* SCHRIFTLICHE AUFGABE A
Wann müssen laut dem Text über die artenschutzrechtliche Prüfung die vorgezogenen Ausgleichsmaßnahmen realisiert sein und funktionieren?

Rechtliche Grundlagen und Zeitbedarf:

Die artenschutzrechtlichen Prüfung basiert auf den Schutzbestimmungen für ausgewählte Tier- und Pflanzenarten, die in zwei europäischen Richtlinien, der Fauna-Flora-Habitat-Richtlinie (kurz: FFH-Richtlinie) und der Vogelschutz-Richtlinie sowie im nationalen Naturschutzrecht (Bundesnaturschutzgesetz) verankert sind.

Die in § 7 BNatSchG genannten besonders oder streng geschützten Tier- und Pflanzenarten benötigen aus Sicht des Gesetzgebers einen besonderen Schutz und für sie gelten strenge Schutzbestimmungen (§ 44 BNatSchG). Danach sind alle Handlungen verboten, die zu einer Tötung, Zerstörung oder Verletzung dieser Arten und ihrer Fortpflanzungsstadien bzw. zu einer Zerstörung von Wuchsorten, Nistplätzen, Gelegen, Fortpflanzungs- und Ruhequartieren, Rastplätzen usw. führen. Außerdem sind Störungen dieser Arten (z. B. durch Lärm, Licht, Abgase, Erschütterungen, sonstige Beunruhigung) verboten. Derartige Handlungen sind zu unterlassen bzw. zu vermeiden, so dass die genannten Verbotstatbestände nicht eintreten. Vorhaben in Gebieten mit Vorkommen solcher geschützter Arten können somit trotzdem realisiert werden, wenn durch geeignete, speziell auf diese Arten abgestimmte Vermeidungs- und Minderungsmaßnahmen die Auswirkungen für diese Arten vermieden oder sehr gering gehalten werden, so dass ihre Bestände nicht beeinträchtigt werden bzw. im räumlichen Zusammenhang erhalten bleiben. Auch können zusätzliche, sogenannte vorgezogene Ausgleichsmaßnahmen (CEF-Maßnahmen) durchgeführt werden, die die zu erwartenden Beeinträchtigungen ausgleichen und dazu beitragen, dass die Größe und Qualität ihrer Vorkommen (Erhaltungszustand der Arten) sich im Gebiet nicht verschlechtern. Diese vorgezogenen Ausgleichsmaßnahmen müssen realisiert sein und funktionieren, bevor der Eingriff (also z. B. die Baumaßnahme) durchgeführt wird. Eine Ausnahmeprüfung nach § 45 BNatSchG kann im Einzelfall erfolgen.

 

Vorhaben:

Alle Vorhaben, die Umweltbelange berühren, sind in der Regel auch artenschutzrechtlich zu betrachten. Dazu gehören zunächst alle Vorhaben, für die ein Planfeststellungsverfahren oder ein anderes Genehmigungsverfahren ohnehin vorgeschrieben ist, so z. B. Straßenbaumaßnahmen, Freileitungen, Kabeltrassen, Gasleitungen, Windkraftanlagen, Solarparks, Industrieanlagen, Deponien, Gewässerausbau u.a.. Auch für Renaturierungsmaßnahmen an Fließgewässern ist die Erstellung eines Artenschutzfachbeitrags notwendig. Im Rahmen der Bauleitplanung (B-Plan-Verfahren, Flächennutzungsplan-Änderungen) gehört ein artenschutzrechtlicher Fachbeitrag zum Umweltbericht.

* SCHRIFTLICHE AUFGABE B
Gib die Zeilen der Auflistung vom Anfang bis einschließlich der Zeile mit "Text: Lfd: Lfd bbox=[539, 640, 562, 655]" erneut wieder und ersetze darin "Sheet 4 of 8" durch "Sheet 5 of 8". Alles andere bleibt unverändert.

* AUSZUG DER DATEN

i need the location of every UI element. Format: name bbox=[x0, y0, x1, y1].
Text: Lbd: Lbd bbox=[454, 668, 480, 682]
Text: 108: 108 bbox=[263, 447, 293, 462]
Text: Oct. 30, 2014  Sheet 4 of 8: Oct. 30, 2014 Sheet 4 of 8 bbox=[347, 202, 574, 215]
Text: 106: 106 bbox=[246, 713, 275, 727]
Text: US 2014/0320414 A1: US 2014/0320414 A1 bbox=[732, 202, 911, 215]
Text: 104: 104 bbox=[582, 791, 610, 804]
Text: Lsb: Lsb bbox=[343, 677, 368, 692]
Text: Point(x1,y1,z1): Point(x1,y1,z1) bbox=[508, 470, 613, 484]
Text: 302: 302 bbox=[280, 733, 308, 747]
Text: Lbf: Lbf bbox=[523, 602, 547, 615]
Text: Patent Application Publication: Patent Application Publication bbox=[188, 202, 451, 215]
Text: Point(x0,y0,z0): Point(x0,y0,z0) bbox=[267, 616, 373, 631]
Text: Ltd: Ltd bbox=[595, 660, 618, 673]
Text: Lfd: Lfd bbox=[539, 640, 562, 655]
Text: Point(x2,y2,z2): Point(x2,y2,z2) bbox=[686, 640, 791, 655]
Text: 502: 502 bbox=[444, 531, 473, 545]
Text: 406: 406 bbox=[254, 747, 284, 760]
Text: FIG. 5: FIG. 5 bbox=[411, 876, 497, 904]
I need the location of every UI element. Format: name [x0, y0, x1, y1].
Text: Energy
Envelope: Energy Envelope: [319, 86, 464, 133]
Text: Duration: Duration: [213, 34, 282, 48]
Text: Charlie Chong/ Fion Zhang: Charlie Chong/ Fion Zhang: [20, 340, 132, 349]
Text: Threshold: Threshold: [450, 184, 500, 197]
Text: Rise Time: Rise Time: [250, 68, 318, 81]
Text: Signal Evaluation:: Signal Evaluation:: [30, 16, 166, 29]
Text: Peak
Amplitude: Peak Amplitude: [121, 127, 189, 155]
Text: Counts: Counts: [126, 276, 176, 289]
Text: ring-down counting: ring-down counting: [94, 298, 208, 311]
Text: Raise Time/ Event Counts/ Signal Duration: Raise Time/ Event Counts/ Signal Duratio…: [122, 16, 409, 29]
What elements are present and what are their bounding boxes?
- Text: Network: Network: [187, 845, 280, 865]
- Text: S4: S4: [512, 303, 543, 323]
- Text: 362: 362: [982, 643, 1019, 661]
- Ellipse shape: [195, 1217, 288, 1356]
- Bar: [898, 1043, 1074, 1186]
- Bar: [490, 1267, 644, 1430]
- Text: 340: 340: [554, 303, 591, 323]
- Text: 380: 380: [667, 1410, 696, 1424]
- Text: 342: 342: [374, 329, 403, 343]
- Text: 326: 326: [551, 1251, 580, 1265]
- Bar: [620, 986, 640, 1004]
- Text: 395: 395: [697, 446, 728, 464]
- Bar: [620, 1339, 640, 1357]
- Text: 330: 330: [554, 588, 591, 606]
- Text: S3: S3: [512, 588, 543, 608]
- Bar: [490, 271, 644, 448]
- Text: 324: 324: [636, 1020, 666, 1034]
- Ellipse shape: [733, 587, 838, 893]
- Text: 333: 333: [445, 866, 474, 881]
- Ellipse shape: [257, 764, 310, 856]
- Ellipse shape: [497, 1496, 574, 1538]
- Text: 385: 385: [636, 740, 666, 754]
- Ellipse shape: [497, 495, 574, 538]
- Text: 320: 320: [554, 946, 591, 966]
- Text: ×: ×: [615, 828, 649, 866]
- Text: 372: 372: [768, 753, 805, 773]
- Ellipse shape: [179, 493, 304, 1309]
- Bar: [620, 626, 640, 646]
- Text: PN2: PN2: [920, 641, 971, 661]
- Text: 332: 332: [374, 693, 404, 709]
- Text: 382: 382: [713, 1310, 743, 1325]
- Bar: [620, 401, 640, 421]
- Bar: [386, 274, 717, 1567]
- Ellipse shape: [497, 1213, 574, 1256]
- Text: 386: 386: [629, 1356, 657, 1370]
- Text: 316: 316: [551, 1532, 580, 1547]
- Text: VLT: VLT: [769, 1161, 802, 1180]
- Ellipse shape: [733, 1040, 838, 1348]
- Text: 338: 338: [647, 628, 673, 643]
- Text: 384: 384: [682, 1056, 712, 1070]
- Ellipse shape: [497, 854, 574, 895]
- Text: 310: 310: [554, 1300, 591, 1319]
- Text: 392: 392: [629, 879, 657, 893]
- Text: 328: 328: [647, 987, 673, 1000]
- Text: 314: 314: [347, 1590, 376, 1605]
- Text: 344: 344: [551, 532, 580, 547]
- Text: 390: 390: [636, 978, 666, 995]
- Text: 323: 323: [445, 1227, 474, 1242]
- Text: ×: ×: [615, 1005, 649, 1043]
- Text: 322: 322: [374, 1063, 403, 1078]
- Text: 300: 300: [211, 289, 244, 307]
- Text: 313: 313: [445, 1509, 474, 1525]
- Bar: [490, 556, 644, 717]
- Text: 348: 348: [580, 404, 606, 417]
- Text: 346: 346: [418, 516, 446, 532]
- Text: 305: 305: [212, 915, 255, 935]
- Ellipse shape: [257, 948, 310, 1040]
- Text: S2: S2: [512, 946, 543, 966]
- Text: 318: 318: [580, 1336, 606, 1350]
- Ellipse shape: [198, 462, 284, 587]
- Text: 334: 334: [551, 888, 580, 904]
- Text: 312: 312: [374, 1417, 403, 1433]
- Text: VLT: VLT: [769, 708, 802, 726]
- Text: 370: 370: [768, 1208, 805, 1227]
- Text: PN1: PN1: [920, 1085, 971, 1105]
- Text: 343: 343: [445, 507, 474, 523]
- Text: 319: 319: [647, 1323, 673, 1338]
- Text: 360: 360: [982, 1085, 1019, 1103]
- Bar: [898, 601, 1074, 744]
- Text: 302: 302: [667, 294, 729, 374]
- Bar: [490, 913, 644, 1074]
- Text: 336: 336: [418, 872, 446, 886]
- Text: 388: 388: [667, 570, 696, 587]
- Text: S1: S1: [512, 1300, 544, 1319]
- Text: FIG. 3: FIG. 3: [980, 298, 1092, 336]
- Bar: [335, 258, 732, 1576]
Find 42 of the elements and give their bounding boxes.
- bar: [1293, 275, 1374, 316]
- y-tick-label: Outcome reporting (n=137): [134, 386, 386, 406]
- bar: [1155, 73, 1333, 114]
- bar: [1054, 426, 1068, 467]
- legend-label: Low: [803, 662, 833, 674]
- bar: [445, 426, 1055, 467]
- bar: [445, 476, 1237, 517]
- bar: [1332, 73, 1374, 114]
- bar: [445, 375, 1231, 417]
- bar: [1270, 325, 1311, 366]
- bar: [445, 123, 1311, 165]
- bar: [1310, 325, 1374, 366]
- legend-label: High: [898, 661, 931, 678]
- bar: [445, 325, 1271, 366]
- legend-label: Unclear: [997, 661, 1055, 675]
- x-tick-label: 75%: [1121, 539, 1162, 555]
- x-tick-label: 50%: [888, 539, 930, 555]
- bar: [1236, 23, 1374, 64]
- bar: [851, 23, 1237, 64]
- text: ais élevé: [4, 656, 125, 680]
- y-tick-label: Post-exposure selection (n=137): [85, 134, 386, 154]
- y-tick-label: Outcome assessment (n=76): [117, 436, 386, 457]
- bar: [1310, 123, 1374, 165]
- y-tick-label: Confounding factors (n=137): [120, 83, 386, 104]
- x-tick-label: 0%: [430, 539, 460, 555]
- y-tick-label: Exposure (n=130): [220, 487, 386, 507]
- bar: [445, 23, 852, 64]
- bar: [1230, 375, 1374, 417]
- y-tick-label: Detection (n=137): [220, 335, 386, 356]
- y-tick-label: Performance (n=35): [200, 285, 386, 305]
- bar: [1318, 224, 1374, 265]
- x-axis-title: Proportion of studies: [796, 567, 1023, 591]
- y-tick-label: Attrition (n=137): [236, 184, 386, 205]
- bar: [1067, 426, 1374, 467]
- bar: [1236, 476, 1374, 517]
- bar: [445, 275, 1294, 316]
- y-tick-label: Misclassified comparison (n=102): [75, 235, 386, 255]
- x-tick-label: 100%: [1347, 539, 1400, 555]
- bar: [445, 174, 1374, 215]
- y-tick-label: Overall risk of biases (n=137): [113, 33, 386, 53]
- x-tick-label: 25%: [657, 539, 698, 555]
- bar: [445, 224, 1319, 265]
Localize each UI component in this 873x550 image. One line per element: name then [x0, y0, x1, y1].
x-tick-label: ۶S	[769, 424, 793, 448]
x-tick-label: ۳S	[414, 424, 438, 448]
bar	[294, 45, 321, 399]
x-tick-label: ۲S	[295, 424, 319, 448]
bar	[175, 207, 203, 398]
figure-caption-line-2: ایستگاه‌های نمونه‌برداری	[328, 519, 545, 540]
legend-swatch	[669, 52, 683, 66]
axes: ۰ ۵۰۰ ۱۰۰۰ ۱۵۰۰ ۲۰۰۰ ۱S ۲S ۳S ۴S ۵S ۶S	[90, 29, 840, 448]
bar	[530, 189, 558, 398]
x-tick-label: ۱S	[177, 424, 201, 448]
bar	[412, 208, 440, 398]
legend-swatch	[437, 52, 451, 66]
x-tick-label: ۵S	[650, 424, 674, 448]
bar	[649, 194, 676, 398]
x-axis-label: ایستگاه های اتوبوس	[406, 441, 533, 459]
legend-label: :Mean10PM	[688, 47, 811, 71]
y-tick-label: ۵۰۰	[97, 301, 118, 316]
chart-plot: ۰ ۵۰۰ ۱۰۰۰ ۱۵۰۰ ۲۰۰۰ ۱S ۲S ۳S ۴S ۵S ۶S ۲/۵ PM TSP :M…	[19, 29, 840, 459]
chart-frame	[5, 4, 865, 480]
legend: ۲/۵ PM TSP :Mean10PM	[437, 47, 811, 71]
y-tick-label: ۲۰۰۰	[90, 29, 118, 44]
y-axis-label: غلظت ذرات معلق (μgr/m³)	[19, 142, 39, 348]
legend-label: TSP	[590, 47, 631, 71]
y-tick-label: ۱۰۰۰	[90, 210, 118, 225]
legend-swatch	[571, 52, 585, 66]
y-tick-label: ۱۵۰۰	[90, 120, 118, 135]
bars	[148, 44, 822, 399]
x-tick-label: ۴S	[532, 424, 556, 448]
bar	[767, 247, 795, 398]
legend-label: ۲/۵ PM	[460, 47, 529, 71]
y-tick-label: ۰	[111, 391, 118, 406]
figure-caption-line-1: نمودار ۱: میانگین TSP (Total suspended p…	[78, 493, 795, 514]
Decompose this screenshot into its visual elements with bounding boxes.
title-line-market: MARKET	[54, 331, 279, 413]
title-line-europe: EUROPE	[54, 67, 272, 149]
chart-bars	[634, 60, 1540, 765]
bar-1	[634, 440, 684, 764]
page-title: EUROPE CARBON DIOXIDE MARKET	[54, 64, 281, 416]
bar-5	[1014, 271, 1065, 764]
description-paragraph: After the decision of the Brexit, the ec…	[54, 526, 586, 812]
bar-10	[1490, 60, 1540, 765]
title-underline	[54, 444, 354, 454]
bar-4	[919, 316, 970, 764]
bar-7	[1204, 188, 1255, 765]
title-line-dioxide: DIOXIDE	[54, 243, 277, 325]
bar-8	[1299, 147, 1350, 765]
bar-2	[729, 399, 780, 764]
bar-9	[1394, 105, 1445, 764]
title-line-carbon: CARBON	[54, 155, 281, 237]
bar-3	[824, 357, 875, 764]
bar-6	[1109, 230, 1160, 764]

* VOLLSTÄNDIGE AUSGABE A
Bevor der Eingriff, also z. B. die Baumaßnahme, durchgeführt wird.

* VOLLSTÄNDIGE AUSGABE B
i need the location of every UI element. Format: name bbox=[x0, y0, x1, y1].
Text: Lbd: Lbd bbox=[454, 668, 480, 682]
Text: 108: 108 bbox=[263, 447, 293, 462]
Text: Oct. 30, 2014  Sheet 5 of 8: Oct. 30, 2014 Sheet 5 of 8 bbox=[347, 202, 574, 215]
Text: 106: 106 bbox=[246, 713, 275, 727]
Text: US 2014/0320414 A1: US 2014/0320414 A1 bbox=[732, 202, 911, 215]
Text: 104: 104 bbox=[582, 791, 610, 804]
Text: Lsb: Lsb bbox=[343, 677, 368, 692]
Text: Point(x1,y1,z1): Point(x1,y1,z1) bbox=[508, 470, 613, 484]
Text: 302: 302 bbox=[280, 733, 308, 747]
Text: Lbf: Lbf bbox=[523, 602, 547, 615]
Text: Patent Application Publication: Patent Application Publication bbox=[188, 202, 451, 215]
Text: Point(x0,y0,z0): Point(x0,y0,z0) bbox=[267, 616, 373, 631]
Text: Ltd: Ltd bbox=[595, 660, 618, 673]
Text: Lfd: Lfd bbox=[539, 640, 562, 655]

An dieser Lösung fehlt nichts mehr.